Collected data
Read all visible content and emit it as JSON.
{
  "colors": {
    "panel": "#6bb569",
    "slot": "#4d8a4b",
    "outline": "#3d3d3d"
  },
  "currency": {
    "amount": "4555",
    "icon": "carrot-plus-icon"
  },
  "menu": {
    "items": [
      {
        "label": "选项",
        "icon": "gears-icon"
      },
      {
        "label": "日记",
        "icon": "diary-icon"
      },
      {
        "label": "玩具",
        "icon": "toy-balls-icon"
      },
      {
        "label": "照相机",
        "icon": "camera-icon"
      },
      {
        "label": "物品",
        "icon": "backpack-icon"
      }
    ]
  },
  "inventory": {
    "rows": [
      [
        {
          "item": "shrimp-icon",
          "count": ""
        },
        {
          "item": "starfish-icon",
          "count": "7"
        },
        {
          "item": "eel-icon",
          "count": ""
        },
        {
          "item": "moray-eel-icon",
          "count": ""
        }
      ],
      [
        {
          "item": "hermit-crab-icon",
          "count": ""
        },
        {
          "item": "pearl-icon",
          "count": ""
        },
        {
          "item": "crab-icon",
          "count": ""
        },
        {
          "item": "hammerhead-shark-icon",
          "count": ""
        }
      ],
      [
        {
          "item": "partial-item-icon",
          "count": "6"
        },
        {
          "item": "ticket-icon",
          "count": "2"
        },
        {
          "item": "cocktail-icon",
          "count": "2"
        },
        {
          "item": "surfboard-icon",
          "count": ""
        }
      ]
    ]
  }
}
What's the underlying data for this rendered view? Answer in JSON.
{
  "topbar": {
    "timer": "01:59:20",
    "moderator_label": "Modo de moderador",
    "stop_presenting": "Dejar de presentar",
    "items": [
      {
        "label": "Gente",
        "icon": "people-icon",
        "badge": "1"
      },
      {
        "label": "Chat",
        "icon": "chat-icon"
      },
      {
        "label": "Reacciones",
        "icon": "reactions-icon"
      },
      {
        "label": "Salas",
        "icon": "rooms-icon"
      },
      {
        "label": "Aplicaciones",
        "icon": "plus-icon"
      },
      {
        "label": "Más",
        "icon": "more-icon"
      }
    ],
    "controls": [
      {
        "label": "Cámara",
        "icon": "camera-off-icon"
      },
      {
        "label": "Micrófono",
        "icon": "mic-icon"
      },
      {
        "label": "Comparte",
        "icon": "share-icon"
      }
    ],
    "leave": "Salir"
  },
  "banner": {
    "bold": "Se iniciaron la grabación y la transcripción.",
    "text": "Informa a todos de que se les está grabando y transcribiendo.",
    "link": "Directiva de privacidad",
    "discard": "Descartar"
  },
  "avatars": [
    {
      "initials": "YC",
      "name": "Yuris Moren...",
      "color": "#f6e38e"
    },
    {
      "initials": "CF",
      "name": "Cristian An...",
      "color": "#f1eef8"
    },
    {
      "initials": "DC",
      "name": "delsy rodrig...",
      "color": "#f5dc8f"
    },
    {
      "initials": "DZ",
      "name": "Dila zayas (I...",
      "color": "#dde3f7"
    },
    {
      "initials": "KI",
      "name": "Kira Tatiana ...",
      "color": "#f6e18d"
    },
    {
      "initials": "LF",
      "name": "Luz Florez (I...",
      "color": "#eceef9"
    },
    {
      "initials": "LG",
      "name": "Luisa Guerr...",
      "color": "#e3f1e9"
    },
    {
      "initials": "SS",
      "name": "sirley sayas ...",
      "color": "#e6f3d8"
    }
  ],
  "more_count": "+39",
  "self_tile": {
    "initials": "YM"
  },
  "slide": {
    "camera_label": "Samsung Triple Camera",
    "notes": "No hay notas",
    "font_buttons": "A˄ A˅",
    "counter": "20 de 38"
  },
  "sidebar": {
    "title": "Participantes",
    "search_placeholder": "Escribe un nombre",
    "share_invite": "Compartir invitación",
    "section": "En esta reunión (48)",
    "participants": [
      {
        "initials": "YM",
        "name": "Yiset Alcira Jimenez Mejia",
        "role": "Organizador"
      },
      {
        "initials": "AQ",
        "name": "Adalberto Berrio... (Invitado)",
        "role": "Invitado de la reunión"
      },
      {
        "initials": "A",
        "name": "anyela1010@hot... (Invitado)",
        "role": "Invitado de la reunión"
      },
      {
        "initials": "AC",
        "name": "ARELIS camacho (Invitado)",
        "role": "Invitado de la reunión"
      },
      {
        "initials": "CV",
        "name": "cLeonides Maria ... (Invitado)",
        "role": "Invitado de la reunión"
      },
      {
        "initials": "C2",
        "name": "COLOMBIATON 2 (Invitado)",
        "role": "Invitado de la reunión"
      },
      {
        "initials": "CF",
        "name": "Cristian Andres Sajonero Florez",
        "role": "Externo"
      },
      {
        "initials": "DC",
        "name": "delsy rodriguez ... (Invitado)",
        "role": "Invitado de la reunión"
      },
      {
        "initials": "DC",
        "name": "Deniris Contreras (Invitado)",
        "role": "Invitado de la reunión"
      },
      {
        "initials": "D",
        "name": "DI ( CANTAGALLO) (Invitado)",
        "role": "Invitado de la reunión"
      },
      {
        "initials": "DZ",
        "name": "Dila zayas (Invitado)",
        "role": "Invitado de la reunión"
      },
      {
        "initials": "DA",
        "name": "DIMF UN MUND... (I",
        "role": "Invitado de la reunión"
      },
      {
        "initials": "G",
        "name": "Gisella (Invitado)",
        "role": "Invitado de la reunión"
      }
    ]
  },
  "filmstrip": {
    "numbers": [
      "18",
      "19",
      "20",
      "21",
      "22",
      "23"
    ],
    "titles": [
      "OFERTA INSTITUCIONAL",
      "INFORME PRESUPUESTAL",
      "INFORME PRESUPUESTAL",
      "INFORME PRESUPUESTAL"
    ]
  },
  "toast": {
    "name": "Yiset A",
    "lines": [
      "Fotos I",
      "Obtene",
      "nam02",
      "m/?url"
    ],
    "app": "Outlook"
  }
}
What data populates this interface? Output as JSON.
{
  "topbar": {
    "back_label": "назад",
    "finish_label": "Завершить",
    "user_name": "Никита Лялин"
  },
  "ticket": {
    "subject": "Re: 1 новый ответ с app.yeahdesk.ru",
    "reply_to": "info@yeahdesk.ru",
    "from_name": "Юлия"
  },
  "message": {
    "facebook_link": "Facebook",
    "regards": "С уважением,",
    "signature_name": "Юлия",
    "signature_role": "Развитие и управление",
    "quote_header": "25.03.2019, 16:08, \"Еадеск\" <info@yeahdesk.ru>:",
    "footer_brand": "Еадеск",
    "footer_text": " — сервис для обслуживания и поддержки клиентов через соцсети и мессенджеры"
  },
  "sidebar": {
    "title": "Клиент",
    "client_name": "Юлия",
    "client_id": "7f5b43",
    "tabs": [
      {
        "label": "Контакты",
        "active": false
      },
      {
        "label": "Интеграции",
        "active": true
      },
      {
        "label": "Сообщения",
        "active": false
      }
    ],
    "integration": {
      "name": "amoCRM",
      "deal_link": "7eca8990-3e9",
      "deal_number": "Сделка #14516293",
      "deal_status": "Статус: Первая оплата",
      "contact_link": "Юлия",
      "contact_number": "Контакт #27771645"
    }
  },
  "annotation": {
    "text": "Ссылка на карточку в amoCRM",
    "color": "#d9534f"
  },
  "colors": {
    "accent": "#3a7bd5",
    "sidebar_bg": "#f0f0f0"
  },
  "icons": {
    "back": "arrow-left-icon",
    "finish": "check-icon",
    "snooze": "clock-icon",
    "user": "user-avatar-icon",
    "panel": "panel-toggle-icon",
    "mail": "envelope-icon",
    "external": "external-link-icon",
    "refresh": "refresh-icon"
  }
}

◆ **TO BE DONE**:
Give the material above again, word for word.

◆ **REPLY**:
Read all visible content and emit it as JSON.
{
  "colors": {
    "panel": "#6bb569",
    "slot": "#4d8a4b",
    "outline": "#3d3d3d"
  },
  "currency": {
    "amount": "4555",
    "icon": "carrot-plus-icon"
  },
  "menu": {
    "items": [
      {
        "label": "选项",
        "icon": "gears-icon"
      },
      {
        "label": "日记",
        "icon": "diary-icon"
      },
      {
        "label": "玩具",
        "icon": "toy-balls-icon"
      },
      {
        "label": "照相机",
        "icon": "camera-icon"
      },
      {
        "label": "物品",
        "icon": "backpack-icon"
      }
    ]
  },
  "inventory": {
    "rows": [
      [
        {
          "item": "shrimp-icon",
          "count": ""
        },
        {
          "item": "starfish-icon",
          "count": "7"
        },
        {
          "item": "eel-icon",
          "count": ""
        },
        {
          "item": "moray-eel-icon",
          "count": ""
        }
      ],
      [
        {
          "item": "hermit-crab-icon",
          "count": ""
        },
        {
          "item": "pearl-icon",
          "count": ""
        },
        {
          "item": "crab-icon",
          "count": ""
        },
        {
          "item": "hammerhead-shark-icon",
          "count": ""
        }
      ],
      [
        {
          "item": "partial-item-icon",
          "count": "6"
        },
        {
          "item": "ticket-icon",
          "count": "2"
        },
        {
          "item": "cocktail-icon",
          "count": "2"
        },
        {
          "item": "surfboard-icon",
          "count": ""
        }
      ]
    ]
  }
}
What's the underlying data for this rendered view? Answer in JSON.
{
  "topbar": {
    "timer": "01:59:20",
    "moderator_label": "Modo de moderador",
    "stop_presenting": "Dejar de presentar",
    "items": [
      {
        "label": "Gente",
        "icon": "people-icon",
        "badge": "1"
      },
      {
        "label": "Chat",
        "icon": "chat-icon"
      },
      {
        "label": "Reacciones",
        "icon": "reactions-icon"
      },
      {
        "label": "Salas",
        "icon": "rooms-icon"
      },
      {
        "label": "Aplicaciones",
        "icon": "plus-icon"
      },
      {
        "label": "Más",
        "icon": "more-icon"
      }
    ],
    "controls": [
      {
        "label": "Cámara",
        "icon": "camera-off-icon"
      },
      {
        "label": "Micrófono",
        "icon": "mic-icon"
      },
      {
        "label": "Comparte",
        "icon": "share-icon"
      }
    ],
    "leave": "Salir"
  },
  "banner": {
    "bold": "Se iniciaron la grabación y la transcripción.",
    "text": "Informa a todos de que se les está grabando y transcribiendo.",
    "link": "Directiva de privacidad",
    "discard": "Descartar"
  },
  "avatars": [
    {
      "initials": "YC",
      "name": "Yuris Moren...",
      "color": "#f6e38e"
    },
    {
      "initials": "CF",
      "name": "Cristian An...",
      "color": "#f1eef8"
    },
    {
      "initials": "DC",
      "name": "delsy rodrig...",
      "color": "#f5dc8f"
    },
    {
      "initials": "DZ",
      "name": "Dila zayas (I...",
      "color": "#dde3f7"
    },
    {
      "initials": "KI",
      "name": "Kira Tatiana ...",
      "color": "#f6e18d"
    },
    {
      "initials": "LF",
      "name": "Luz Florez (I...",
      "color": "#eceef9"
    },
    {
      "initials": "LG",
      "name": "Luisa Guerr...",
      "color": "#e3f1e9"
    },
    {
      "initials": "SS",
      "name": "sirley sayas ...",
      "color": "#e6f3d8"
    }
  ],
  "more_count": "+39",
  "self_tile": {
    "initials": "YM"
  },
  "slide": {
    "camera_label": "Samsung Triple Camera",
    "notes": "No hay notas",
    "font_buttons": "A˄ A˅",
    "counter": "20 de 38"
  },
  "sidebar": {
    "title": "Participantes",
    "search_placeholder": "Escribe un nombre",
    "share_invite": "Compartir invitación",
    "section": "En esta reunión (48)",
    "participants": [
      {
        "initials": "YM",
        "name": "Yiset Alcira Jimenez Mejia",
        "role": "Organizador"
      },
      {
        "initials": "AQ",
        "name": "Adalberto Berrio... (Invitado)",
        "role": "Invitado de la reunión"
      },
      {
        "initials": "A",
        "name": "anyela1010@hot... (Invitado)",
        "role": "Invitado de la reunión"
      },
      {
        "initials": "AC",
        "name": "ARELIS camacho (Invitado)",
        "role": "Invitado de la reunión"
      },
      {
        "initials": "CV",
        "name": "cLeonides Maria ... (Invitado)",
        "role": "Invitado de la reunión"
      },
      {
        "initials": "C2",
        "name": "COLOMBIATON 2 (Invitado)",
        "role": "Invitado de la reunión"
      },
      {
        "initials": "CF",
        "name": "Cristian Andres Sajonero Florez",
        "role": "Externo"
      },
      {
        "initials": "DC",
        "name": "delsy rodriguez ... (Invitado)",
        "role": "Invitado de la reunión"
      },
      {
        "initials": "DC",
        "name": "Deniris Contreras (Invitado)",
        "role": "Invitado de la reunión"
      },
      {
        "initials": "D",
        "name": "DI ( CANTAGALLO) (Invitado)",
        "role": "Invitado de la reunión"
      },
      {
        "initials": "DZ",
        "name": "Dila zayas (Invitado)",
        "role": "Invitado de la reunión"
      },
      {
        "initials": "DA",
        "name": "DIMF UN MUND... (I",
        "role": "Invitado de la reunión"
      },
      {
        "initials": "G",
        "name": "Gisella (Invitado)",
        "role": "Invitado de la reunión"
      }
    ]
  },
  "filmstrip": {
    "numbers": [
      "18",
      "19",
      "20",
      "21",
      "22",
      "23"
    ],
    "titles": [
      "OFERTA INSTITUCIONAL",
      "INFORME PRESUPUESTAL",
      "INFORME PRESUPUESTAL",
      "INFORME PRESUPUESTAL"
    ]
  },
  "toast": {
    "name": "Yiset A",
    "lines": [
      "Fotos I",
      "Obtene",
      "nam02",
      "m/?url"
    ],
    "app": "Outlook"
  }
}
What data populates this interface? Output as JSON.
{
  "topbar": {
    "back_label": "назад",
    "finish_label": "Завершить",
    "user_name": "Никита Лялин"
  },
  "ticket": {
    "subject": "Re: 1 новый ответ с app.yeahdesk.ru",
    "reply_to": "info@yeahdesk.ru",
    "from_name": "Юлия"
  },
  "message": {
    "facebook_link": "Facebook",
    "regards": "С уважением,",
    "signature_name": "Юлия",
    "signature_role": "Развитие и управление",
    "quote_header": "25.03.2019, 16:08, \"Еадеск\" <info@yeahdesk.ru>:",
    "footer_brand": "Еадеск",
    "footer_text": " — сервис для обслуживания и поддержки клиентов через соцсети и мессенджеры"
  },
  "sidebar": {
    "title": "Клиент",
    "client_name": "Юлия",
    "client_id": "7f5b43",
    "tabs": [
      {
        "label": "Контакты",
        "active": false
      },
      {
        "label": "Интеграции",
        "active": true
      },
      {
        "label": "Сообщения",
        "active": false
      }
    ],
    "integration": {
      "name": "amoCRM",
      "deal_link": "7eca8990-3e9",
      "deal_number": "Сделка #14516293",
      "deal_status": "Статус: Первая оплата",
      "contact_link": "Юлия",
      "contact_number": "Контакт #27771645"
    }
  },
  "annotation": {
    "text": "Ссылка на карточку в amoCRM",
    "color": "#d9534f"
  },
  "colors": {
    "accent": "#3a7bd5",
    "sidebar_bg": "#f0f0f0"
  },
  "icons": {
    "back": "arrow-left-icon",
    "finish": "check-icon",
    "snooze": "clock-icon",
    "user": "user-avatar-icon",
    "panel": "panel-toggle-icon",
    "mail": "envelope-icon",
    "external": "external-link-icon",
    "refresh": "refresh-icon"
  }
}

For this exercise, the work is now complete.